Entries from a dataset

::::::::::

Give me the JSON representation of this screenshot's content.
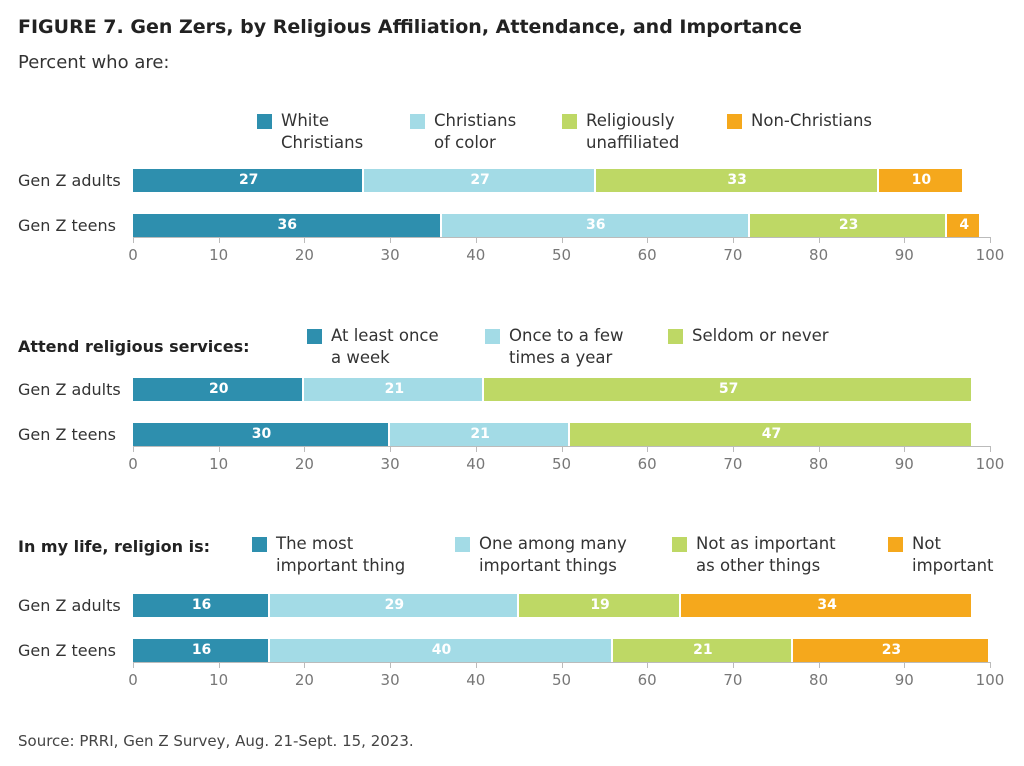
{
  "title": "FIGURE 7.  Gen Zers, by Religious Affiliation, Attendance, and Importance",
  "subtitle": "Percent who are:",
  "source": "Source: PRRI, Gen Z Survey, Aug. 21-Sept. 15, 2023.",
  "chart_data": [
    {
      "type": "bar",
      "orientation": "horizontal",
      "stacked": true,
      "categories": [
        "Gen Z adults",
        "Gen Z teens"
      ],
      "series": [
        {
          "name": "White Christians",
          "color": "#2e8fae",
          "values": [
            27,
            36
          ]
        },
        {
          "name": "Christians of color",
          "color": "#a3dbe6",
          "values": [
            27,
            36
          ]
        },
        {
          "name": "Religiously unaffiliated",
          "color": "#bed865",
          "values": [
            33,
            23
          ]
        },
        {
          "name": "Non-Christians",
          "color": "#f5a81c",
          "values": [
            10,
            4
          ]
        }
      ],
      "xlim": [
        0,
        100
      ],
      "xticks": [
        0,
        10,
        20,
        30,
        40,
        50,
        60,
        70,
        80,
        90,
        100
      ]
    },
    {
      "type": "bar",
      "orientation": "horizontal",
      "stacked": true,
      "label": "Attend religious services:",
      "categories": [
        "Gen Z adults",
        "Gen Z teens"
      ],
      "series": [
        {
          "name": "At least once a week",
          "color": "#2e8fae",
          "values": [
            20,
            30
          ]
        },
        {
          "name": "Once to a few times a year",
          "color": "#a3dbe6",
          "values": [
            21,
            21
          ]
        },
        {
          "name": "Seldom or never",
          "color": "#bed865",
          "values": [
            57,
            47
          ]
        }
      ],
      "xlim": [
        0,
        100
      ],
      "xticks": [
        0,
        10,
        20,
        30,
        40,
        50,
        60,
        70,
        80,
        90,
        100
      ]
    },
    {
      "type": "bar",
      "orientation": "horizontal",
      "stacked": true,
      "label": "In my life, religion is:",
      "categories": [
        "Gen Z adults",
        "Gen Z teens"
      ],
      "series": [
        {
          "name": "The most important thing",
          "color": "#2e8fae",
          "values": [
            16,
            16
          ]
        },
        {
          "name": "One among many important things",
          "color": "#a3dbe6",
          "values": [
            29,
            40
          ]
        },
        {
          "name": "Not as important as other things",
          "color": "#bed865",
          "values": [
            19,
            21
          ]
        },
        {
          "name": "Not important",
          "color": "#f5a81c",
          "values": [
            34,
            23
          ]
        }
      ],
      "xlim": [
        0,
        100
      ],
      "xticks": [
        0,
        10,
        20,
        30,
        40,
        50,
        60,
        70,
        80,
        90,
        100
      ]
    }
  ]
}
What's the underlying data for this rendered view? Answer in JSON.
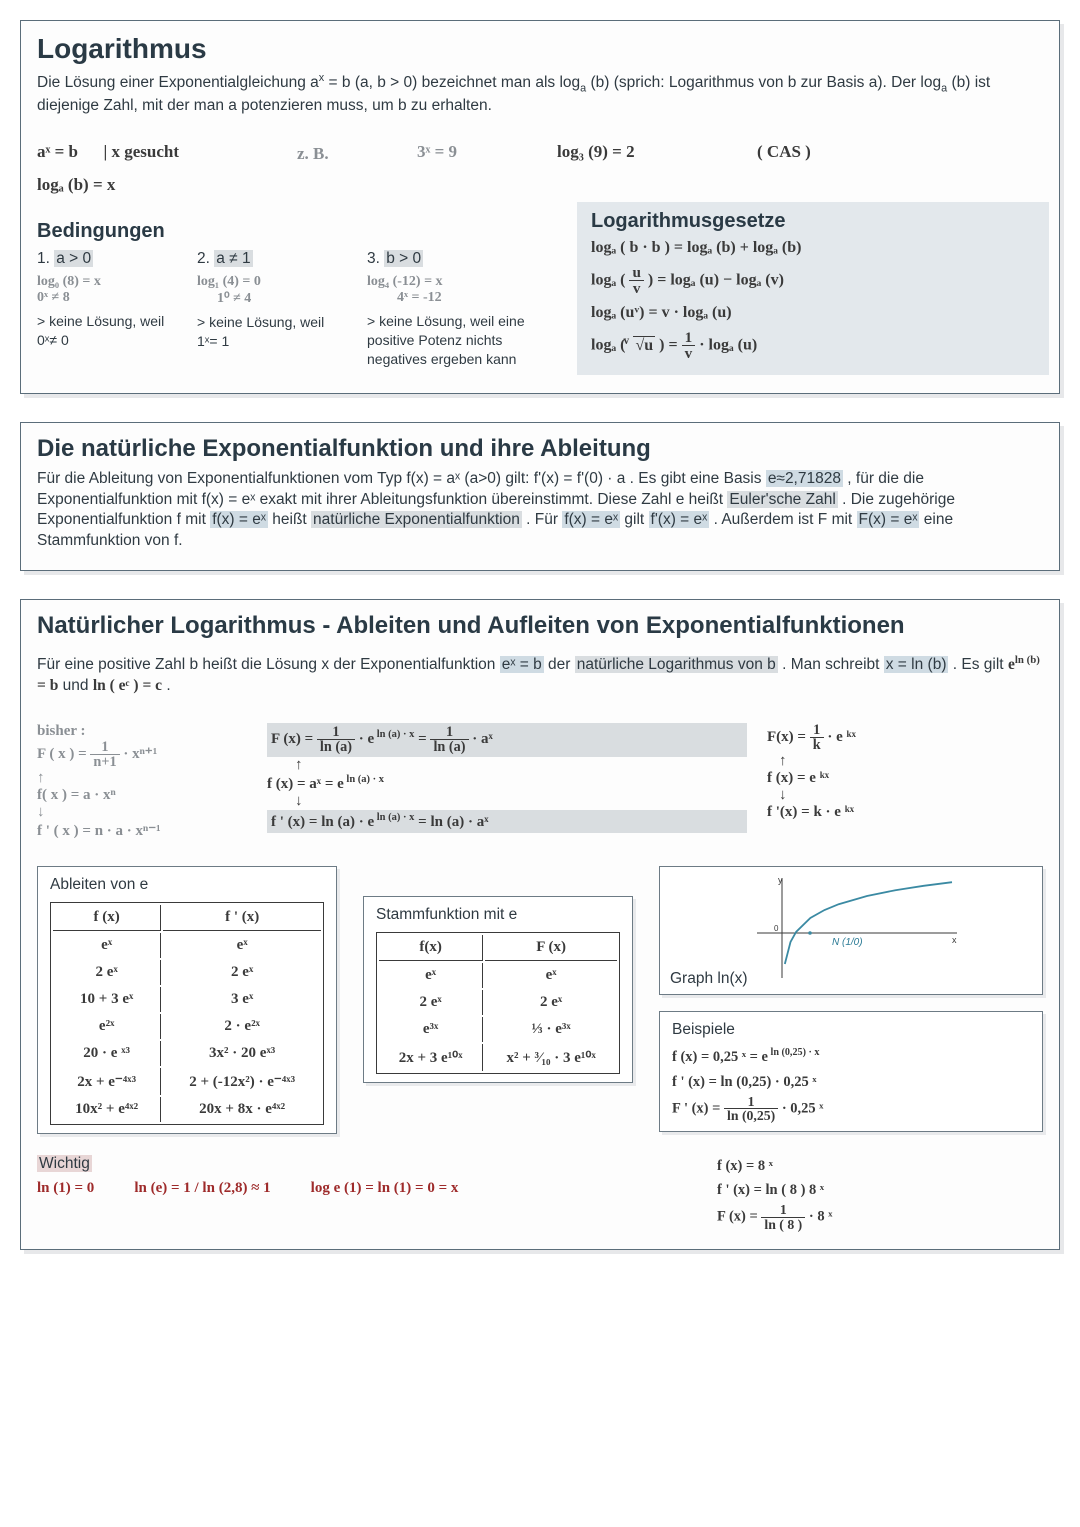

::::::::::

Task to carry out: Report back each line of the entries that holds the string "things".

Response to the exercise:
          "name": "One among many important things",
          "name": "Not as important as other things",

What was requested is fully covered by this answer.